Work required »
Leave out any pictures and transcribe all other data below exactly.

Entries supplied »
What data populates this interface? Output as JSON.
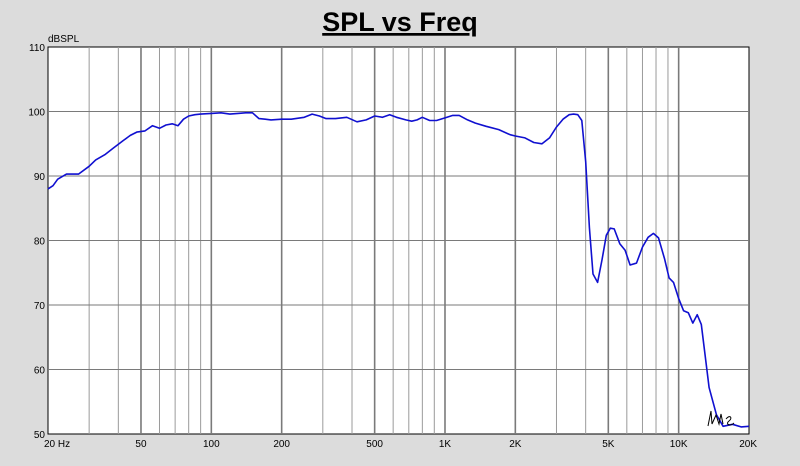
{
  "chart_data": {
    "type": "line",
    "title": "SPL vs Freq",
    "ylabel": "dBSPL",
    "xlabel": "",
    "xscale": "log",
    "xlim": [
      20,
      20000
    ],
    "ylim": [
      50,
      110
    ],
    "yticks": [
      "50",
      "60",
      "70",
      "80",
      "90",
      "100",
      "110"
    ],
    "xtick_labels": [
      {
        "value": 20,
        "label": "20  Hz"
      },
      {
        "value": 50,
        "label": "50"
      },
      {
        "value": 100,
        "label": "100"
      },
      {
        "value": 200,
        "label": "200"
      },
      {
        "value": 500,
        "label": "500"
      },
      {
        "value": 1000,
        "label": "1K"
      },
      {
        "value": 2000,
        "label": "2K"
      },
      {
        "value": 5000,
        "label": "5K"
      },
      {
        "value": 10000,
        "label": "10K"
      },
      {
        "value": 20000,
        "label": "20K"
      }
    ],
    "grid": true,
    "colors": {
      "line": "#1010d0",
      "plot_bg": "#ffffff",
      "page_bg": "#dcdcdc",
      "grid_major": "#7a7a7a",
      "grid_minor": "#9a9a9a"
    },
    "series": [
      {
        "x": [
          20,
          21,
          22,
          24,
          27,
          30,
          32,
          35,
          38,
          42,
          45,
          48,
          52,
          56,
          60,
          64,
          68,
          72,
          76,
          80,
          85,
          90,
          100,
          110,
          120,
          130,
          140,
          150,
          160,
          170,
          180,
          200,
          220,
          250,
          270,
          290,
          310,
          340,
          380,
          420,
          460,
          500,
          540,
          580,
          620,
          680,
          720,
          760,
          800,
          860,
          920,
          1000,
          1080,
          1150,
          1250,
          1350,
          1500,
          1700,
          1900,
          2000,
          2200,
          2400,
          2600,
          2800,
          3000,
          3200,
          3400,
          3550,
          3700,
          3850,
          4000,
          4150,
          4300,
          4500,
          4700,
          4900,
          5100,
          5300,
          5600,
          5900,
          6200,
          6600,
          7000,
          7400,
          7800,
          8200,
          8700,
          9100,
          9500,
          10000,
          10500,
          11000,
          11500,
          12000,
          12500,
          13500,
          14500,
          15500,
          17000,
          18500,
          20000
        ],
        "y": [
          88,
          88.5,
          89.5,
          90.3,
          90.3,
          91.5,
          92.5,
          93.3,
          94.3,
          95.5,
          96.3,
          96.8,
          97,
          97.8,
          97.4,
          97.9,
          98.1,
          97.8,
          98.8,
          99.3,
          99.5,
          99.6,
          99.7,
          99.8,
          99.6,
          99.7,
          99.8,
          99.8,
          98.9,
          98.8,
          98.7,
          98.8,
          98.8,
          99.1,
          99.6,
          99.3,
          98.9,
          98.9,
          99.1,
          98.4,
          98.7,
          99.3,
          99.1,
          99.5,
          99.1,
          98.7,
          98.5,
          98.7,
          99.1,
          98.6,
          98.6,
          99,
          99.4,
          99.4,
          98.7,
          98.2,
          97.7,
          97.2,
          96.4,
          96.2,
          95.9,
          95.2,
          95,
          95.9,
          97.6,
          98.8,
          99.5,
          99.6,
          99.5,
          98.6,
          92.2,
          82,
          74.8,
          73.5,
          77,
          80.8,
          81.9,
          81.8,
          79.5,
          78.5,
          76.2,
          76.5,
          79,
          80.5,
          81.1,
          80.4,
          77.2,
          74.2,
          73.5,
          71,
          69.1,
          68.8,
          67.2,
          68.5,
          67,
          57.2,
          53,
          51.2,
          51.5,
          51.1,
          51.2
        ],
        "note": ""
      }
    ]
  },
  "signature": "LMS"
}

Exercise answer »
What data populates this interface? Output as JSON.
{
  "chart_data": {
    "type": "line",
    "title": "SPL vs Freq",
    "ylabel": "dBSPL",
    "xlabel": "",
    "xscale": "log",
    "xlim": [
      20,
      20000
    ],
    "ylim": [
      50,
      110
    ],
    "yticks": [
      "50",
      "60",
      "70",
      "80",
      "90",
      "100",
      "110"
    ],
    "xtick_labels": [
      {
        "value": 20,
        "label": "20  Hz"
      },
      {
        "value": 50,
        "label": "50"
      },
      {
        "value": 100,
        "label": "100"
      },
      {
        "value": 200,
        "label": "200"
      },
      {
        "value": 500,
        "label": "500"
      },
      {
        "value": 1000,
        "label": "1K"
      },
      {
        "value": 2000,
        "label": "2K"
      },
      {
        "value": 5000,
        "label": "5K"
      },
      {
        "value": 10000,
        "label": "10K"
      },
      {
        "value": 20000,
        "label": "20K"
      }
    ],
    "grid": true,
    "colors": {
      "line": "#1010d0",
      "plot_bg": "#ffffff",
      "page_bg": "#dcdcdc",
      "grid_major": "#7a7a7a",
      "grid_minor": "#9a9a9a"
    },
    "series": [
      {
        "x": [
          20,
          21,
          22,
          24,
          27,
          30,
          32,
          35,
          38,
          42,
          45,
          48,
          52,
          56,
          60,
          64,
          68,
          72,
          76,
          80,
          85,
          90,
          100,
          110,
          120,
          130,
          140,
          150,
          160,
          170,
          180,
          200,
          220,
          250,
          270,
          290,
          310,
          340,
          380,
          420,
          460,
          500,
          540,
          580,
          620,
          680,
          720,
          760,
          800,
          860,
          920,
          1000,
          1080,
          1150,
          1250,
          1350,
          1500,
          1700,
          1900,
          2000,
          2200,
          2400,
          2600,
          2800,
          3000,
          3200,
          3400,
          3550,
          3700,
          3850,
          4000,
          4150,
          4300,
          4500,
          4700,
          4900,
          5100,
          5300,
          5600,
          5900,
          6200,
          6600,
          7000,
          7400,
          7800,
          8200,
          8700,
          9100,
          9500,
          10000,
          10500,
          11000,
          11500,
          12000,
          12500,
          13500,
          14500,
          15500,
          17000,
          18500,
          20000
        ],
        "y": [
          88,
          88.5,
          89.5,
          90.3,
          90.3,
          91.5,
          92.5,
          93.3,
          94.3,
          95.5,
          96.3,
          96.8,
          97,
          97.8,
          97.4,
          97.9,
          98.1,
          97.8,
          98.8,
          99.3,
          99.5,
          99.6,
          99.7,
          99.8,
          99.6,
          99.7,
          99.8,
          99.8,
          98.9,
          98.8,
          98.7,
          98.8,
          98.8,
          99.1,
          99.6,
          99.3,
          98.9,
          98.9,
          99.1,
          98.4,
          98.7,
          99.3,
          99.1,
          99.5,
          99.1,
          98.7,
          98.5,
          98.7,
          99.1,
          98.6,
          98.6,
          99,
          99.4,
          99.4,
          98.7,
          98.2,
          97.7,
          97.2,
          96.4,
          96.2,
          95.9,
          95.2,
          95,
          95.9,
          97.6,
          98.8,
          99.5,
          99.6,
          99.5,
          98.6,
          92.2,
          82,
          74.8,
          73.5,
          77,
          80.8,
          81.9,
          81.8,
          79.5,
          78.5,
          76.2,
          76.5,
          79,
          80.5,
          81.1,
          80.4,
          77.2,
          74.2,
          73.5,
          71,
          69.1,
          68.8,
          67.2,
          68.5,
          67,
          57.2,
          53,
          51.2,
          51.5,
          51.1,
          51.2
        ],
        "note": ""
      }
    ]
  },
  "signature": "LMS"
}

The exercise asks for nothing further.